Given task | Copy each line exactly. Leave nothing out.

Entries |
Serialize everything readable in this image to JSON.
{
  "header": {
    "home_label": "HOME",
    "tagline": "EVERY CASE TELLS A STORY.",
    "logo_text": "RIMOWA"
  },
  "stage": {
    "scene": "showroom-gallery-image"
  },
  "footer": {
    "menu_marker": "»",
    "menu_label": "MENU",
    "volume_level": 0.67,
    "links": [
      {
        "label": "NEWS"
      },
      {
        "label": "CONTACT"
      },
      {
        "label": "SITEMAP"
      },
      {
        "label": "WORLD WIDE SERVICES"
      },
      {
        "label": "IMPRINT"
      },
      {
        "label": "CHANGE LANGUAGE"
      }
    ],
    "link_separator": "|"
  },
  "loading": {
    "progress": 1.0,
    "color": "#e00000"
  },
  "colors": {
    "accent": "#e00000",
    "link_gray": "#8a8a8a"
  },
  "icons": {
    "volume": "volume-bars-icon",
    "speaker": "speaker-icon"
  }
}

Response below |
Serialize everything readable in this image to JSON.
{
  "header": {
    "home_label": "HOME",
    "tagline": "EVERY CASE TELLS A STORY.",
    "logo_text": "RIMOWA"
  },
  "stage": {
    "scene": "showroom-gallery-image"
  },
  "footer": {
    "menu_marker": "»",
    "menu_label": "MENU",
    "volume_level": 0.67,
    "links": [
      {
        "label": "NEWS"
      },
      {
        "label": "CONTACT"
      },
      {
        "label": "SITEMAP"
      },
      {
        "label": "WORLD WIDE SERVICES"
      },
      {
        "label": "IMPRINT"
      },
      {
        "label": "CHANGE LANGUAGE"
      }
    ],
    "link_separator": "|"
  },
  "loading": {
    "progress": 1.0,
    "color": "#e00000"
  },
  "colors": {
    "accent": "#e00000",
    "link_gray": "#8a8a8a"
  },
  "icons": {
    "volume": "volume-bars-icon",
    "speaker": "speaker-icon"
  }
}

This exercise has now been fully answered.